→ **AIM**
Render every entry verbatim.

◇ ◇ ◇ ◇ ◇

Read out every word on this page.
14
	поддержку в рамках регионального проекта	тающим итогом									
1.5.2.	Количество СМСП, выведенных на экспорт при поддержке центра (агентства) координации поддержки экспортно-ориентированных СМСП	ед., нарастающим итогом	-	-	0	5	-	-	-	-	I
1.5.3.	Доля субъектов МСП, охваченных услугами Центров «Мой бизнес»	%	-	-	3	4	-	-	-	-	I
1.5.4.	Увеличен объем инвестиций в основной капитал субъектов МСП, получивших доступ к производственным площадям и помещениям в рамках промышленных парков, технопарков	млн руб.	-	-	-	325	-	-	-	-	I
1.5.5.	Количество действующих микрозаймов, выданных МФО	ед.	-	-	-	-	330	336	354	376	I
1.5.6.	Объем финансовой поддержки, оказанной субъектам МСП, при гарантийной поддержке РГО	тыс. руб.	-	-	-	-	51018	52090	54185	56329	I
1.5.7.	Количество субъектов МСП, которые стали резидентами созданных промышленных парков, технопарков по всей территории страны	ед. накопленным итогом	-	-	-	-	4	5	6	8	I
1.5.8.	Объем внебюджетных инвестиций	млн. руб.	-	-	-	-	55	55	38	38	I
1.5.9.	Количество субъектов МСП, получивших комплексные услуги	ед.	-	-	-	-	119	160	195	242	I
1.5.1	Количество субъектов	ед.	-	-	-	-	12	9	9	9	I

◇ ◇ ◇ ◇ ◇

→ **RESPONSE**
Read out every word on this page.
14
	поддержку в рамках регионального проекта	тающим итогом									
1.5.2.	Количество СМСП, выведенных на экспорт при поддержке центра (агентства) координации поддержки экспортно-ориентированных СМСП	ед., нарастающим итогом	-	-	0	5	-	-	-	-	I
1.5.3.	Доля субъектов МСП, охваченных услугами Центров «Мой бизнес»	%	-	-	3	4	-	-	-	-	I
1.5.4.	Увеличен объем инвестиций в основной капитал субъектов МСП, получивших доступ к производственным площадям и помещениям в рамках промышленных парков, технопарков	млн руб.	-	-	-	325	-	-	-	-	I
1.5.5.	Количество действующих микрозаймов, выданных МФО	ед.	-	-	-	-	330	336	354	376	I
1.5.6.	Объем финансовой поддержки, оказанной субъектам МСП, при гарантийной поддержке РГО	тыс. руб.	-	-	-	-	51018	52090	54185	56329	I
1.5.7.	Количество субъектов МСП, которые стали резидентами созданных промышленных парков, технопарков по всей территории страны	ед. накопленным итогом	-	-	-	-	4	5	6	8	I
1.5.8.	Объем внебюджетных инвестиций	млн. руб.	-	-	-	-	55	55	38	38	I
1.5.9.	Количество субъектов МСП, получивших комплексные услуги	ед.	-	-	-	-	119	160	195	242	I
1.5.1	Количество субъектов	ед.	-	-	-	-	12	9	9	9	I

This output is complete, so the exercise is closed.